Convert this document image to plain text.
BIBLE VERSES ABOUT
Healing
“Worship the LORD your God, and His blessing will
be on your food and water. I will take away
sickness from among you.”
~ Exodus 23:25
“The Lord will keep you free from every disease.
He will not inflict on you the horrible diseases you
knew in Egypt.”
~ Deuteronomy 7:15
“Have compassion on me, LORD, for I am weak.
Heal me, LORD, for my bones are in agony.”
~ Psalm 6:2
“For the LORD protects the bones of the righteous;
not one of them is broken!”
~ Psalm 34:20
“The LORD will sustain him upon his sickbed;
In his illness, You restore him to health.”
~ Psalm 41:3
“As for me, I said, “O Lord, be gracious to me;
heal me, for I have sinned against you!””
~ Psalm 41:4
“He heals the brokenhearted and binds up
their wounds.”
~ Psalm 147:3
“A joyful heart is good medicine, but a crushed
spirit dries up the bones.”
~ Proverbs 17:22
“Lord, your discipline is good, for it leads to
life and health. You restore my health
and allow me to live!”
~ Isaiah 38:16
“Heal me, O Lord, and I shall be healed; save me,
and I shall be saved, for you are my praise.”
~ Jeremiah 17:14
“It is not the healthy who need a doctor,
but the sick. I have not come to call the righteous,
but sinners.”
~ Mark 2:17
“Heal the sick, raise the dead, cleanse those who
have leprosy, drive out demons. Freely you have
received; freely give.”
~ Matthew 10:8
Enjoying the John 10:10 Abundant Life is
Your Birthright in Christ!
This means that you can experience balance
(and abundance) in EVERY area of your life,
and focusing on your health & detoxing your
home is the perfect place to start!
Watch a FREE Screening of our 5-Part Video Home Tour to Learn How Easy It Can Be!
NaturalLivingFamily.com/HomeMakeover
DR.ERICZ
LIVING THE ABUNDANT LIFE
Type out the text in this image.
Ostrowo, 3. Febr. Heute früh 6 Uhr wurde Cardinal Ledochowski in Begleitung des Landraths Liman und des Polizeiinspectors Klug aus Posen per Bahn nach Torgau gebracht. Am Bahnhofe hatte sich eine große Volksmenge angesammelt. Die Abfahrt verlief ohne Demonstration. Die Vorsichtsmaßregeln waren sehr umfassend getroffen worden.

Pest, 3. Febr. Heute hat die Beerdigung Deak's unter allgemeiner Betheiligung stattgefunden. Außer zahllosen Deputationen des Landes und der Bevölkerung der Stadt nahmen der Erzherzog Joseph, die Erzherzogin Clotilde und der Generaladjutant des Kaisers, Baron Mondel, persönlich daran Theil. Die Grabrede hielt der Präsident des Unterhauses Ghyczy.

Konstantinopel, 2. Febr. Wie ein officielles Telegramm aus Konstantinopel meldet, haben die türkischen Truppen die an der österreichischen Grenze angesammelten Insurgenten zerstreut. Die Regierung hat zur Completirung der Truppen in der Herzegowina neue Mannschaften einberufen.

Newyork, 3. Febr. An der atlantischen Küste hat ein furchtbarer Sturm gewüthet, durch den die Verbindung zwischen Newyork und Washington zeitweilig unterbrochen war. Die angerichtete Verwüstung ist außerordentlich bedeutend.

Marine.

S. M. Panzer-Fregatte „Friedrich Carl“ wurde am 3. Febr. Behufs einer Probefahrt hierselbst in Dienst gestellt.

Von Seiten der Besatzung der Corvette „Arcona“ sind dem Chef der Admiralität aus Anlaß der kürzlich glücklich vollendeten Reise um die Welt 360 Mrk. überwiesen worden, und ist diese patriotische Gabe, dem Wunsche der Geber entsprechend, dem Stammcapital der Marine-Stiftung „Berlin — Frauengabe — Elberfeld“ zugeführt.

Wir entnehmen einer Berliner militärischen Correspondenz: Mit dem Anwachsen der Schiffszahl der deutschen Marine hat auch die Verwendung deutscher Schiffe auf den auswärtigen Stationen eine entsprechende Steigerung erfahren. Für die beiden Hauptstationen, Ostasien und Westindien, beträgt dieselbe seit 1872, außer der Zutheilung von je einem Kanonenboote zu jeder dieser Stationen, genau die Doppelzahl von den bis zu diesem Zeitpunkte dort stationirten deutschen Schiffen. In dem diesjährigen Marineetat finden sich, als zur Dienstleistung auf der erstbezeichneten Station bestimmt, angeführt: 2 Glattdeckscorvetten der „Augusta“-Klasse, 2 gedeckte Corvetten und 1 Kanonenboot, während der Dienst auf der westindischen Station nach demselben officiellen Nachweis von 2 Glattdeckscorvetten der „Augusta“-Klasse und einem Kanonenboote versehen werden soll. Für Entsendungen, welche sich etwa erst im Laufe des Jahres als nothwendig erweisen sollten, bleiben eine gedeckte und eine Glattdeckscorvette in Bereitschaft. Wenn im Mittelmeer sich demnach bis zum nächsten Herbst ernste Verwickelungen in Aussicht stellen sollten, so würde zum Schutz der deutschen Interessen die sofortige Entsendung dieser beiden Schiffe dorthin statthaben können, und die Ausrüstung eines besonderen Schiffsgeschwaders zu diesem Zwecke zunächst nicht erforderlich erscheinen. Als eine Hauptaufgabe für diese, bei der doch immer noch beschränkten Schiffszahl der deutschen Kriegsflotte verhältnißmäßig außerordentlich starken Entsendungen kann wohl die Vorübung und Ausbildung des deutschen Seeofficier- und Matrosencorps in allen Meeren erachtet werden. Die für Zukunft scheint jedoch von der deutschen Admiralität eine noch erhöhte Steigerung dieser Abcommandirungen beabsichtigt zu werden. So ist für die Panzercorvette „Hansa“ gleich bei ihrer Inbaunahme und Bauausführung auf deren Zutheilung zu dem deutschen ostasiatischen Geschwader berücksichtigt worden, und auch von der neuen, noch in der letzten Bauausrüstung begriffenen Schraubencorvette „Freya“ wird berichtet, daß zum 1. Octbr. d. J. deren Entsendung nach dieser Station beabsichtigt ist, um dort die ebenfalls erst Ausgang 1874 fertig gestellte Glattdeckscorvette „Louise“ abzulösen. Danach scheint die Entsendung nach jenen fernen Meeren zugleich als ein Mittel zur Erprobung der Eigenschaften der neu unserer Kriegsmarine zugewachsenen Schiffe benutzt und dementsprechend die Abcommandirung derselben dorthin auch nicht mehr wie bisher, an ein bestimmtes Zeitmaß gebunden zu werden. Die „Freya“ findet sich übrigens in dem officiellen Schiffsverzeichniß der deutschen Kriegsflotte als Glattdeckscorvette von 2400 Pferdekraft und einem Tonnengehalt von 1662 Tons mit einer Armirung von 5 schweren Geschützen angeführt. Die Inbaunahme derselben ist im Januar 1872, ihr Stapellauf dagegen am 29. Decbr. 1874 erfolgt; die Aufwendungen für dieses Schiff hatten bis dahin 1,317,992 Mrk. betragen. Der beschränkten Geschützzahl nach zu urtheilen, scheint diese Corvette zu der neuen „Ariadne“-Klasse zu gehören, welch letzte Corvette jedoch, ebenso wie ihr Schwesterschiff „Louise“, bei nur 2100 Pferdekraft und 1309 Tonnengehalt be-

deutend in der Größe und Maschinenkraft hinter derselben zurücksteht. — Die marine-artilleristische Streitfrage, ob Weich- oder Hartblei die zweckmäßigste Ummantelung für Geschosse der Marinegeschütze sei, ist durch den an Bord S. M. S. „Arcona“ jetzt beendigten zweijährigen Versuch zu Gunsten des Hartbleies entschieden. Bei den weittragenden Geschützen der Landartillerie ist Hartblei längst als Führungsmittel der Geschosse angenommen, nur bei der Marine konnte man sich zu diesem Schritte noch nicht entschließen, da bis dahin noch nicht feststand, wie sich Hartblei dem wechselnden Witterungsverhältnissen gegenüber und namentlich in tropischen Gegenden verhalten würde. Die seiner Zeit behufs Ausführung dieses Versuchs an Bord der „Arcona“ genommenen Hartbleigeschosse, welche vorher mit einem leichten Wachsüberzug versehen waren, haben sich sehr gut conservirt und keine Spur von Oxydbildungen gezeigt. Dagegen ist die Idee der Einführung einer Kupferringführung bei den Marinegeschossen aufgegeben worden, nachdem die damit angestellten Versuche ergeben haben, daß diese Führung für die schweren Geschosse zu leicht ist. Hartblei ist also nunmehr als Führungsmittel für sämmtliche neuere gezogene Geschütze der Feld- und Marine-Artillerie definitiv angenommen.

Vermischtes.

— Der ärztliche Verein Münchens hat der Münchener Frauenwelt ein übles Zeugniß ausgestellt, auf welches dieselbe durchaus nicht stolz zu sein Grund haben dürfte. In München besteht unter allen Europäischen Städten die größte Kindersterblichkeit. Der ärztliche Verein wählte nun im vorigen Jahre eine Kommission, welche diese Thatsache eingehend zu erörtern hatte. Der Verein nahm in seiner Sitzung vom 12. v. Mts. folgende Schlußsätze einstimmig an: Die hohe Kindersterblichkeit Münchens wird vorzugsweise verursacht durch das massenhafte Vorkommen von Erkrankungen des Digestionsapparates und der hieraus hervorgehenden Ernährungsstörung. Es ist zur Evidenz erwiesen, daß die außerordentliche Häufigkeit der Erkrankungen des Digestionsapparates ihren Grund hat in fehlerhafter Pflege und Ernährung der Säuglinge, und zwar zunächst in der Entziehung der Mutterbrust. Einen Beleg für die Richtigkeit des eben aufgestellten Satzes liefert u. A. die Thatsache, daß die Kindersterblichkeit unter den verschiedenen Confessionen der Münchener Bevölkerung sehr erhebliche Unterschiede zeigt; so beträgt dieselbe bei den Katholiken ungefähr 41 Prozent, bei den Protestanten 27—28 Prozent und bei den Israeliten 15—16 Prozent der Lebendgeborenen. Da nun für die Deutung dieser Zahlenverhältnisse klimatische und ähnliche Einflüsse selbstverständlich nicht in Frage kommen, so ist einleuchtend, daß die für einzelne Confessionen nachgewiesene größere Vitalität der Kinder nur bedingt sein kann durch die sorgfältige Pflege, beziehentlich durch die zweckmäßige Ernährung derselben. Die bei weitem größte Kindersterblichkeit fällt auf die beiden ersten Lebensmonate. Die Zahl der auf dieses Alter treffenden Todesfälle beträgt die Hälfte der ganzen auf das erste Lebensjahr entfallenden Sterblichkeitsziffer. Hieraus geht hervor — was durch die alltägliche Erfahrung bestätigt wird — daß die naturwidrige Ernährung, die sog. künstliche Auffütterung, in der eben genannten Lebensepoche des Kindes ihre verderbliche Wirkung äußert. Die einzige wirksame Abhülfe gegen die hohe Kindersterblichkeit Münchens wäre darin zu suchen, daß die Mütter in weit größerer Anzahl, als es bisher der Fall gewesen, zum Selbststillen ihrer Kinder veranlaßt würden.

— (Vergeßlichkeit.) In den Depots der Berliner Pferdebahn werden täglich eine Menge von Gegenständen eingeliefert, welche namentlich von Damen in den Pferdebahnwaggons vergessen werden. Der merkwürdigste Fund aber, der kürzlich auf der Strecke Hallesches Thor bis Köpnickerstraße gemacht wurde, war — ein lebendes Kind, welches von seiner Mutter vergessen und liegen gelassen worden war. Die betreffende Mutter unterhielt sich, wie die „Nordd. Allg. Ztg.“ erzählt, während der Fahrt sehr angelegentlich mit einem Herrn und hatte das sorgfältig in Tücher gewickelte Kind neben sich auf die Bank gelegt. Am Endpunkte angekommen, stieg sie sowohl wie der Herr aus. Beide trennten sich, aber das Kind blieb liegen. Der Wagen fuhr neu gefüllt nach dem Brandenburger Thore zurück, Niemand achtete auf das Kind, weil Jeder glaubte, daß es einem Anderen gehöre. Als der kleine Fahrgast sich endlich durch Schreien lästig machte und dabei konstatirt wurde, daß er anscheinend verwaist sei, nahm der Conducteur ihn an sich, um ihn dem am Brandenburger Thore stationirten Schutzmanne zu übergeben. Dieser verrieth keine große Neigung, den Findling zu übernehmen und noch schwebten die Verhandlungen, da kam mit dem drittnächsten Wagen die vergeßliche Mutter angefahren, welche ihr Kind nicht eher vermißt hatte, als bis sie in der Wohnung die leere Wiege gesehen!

[DIRECTIONS FOR THIS TASK] Report the count, and only the count, of lines in the records above that contain "will".

[RESULT] 5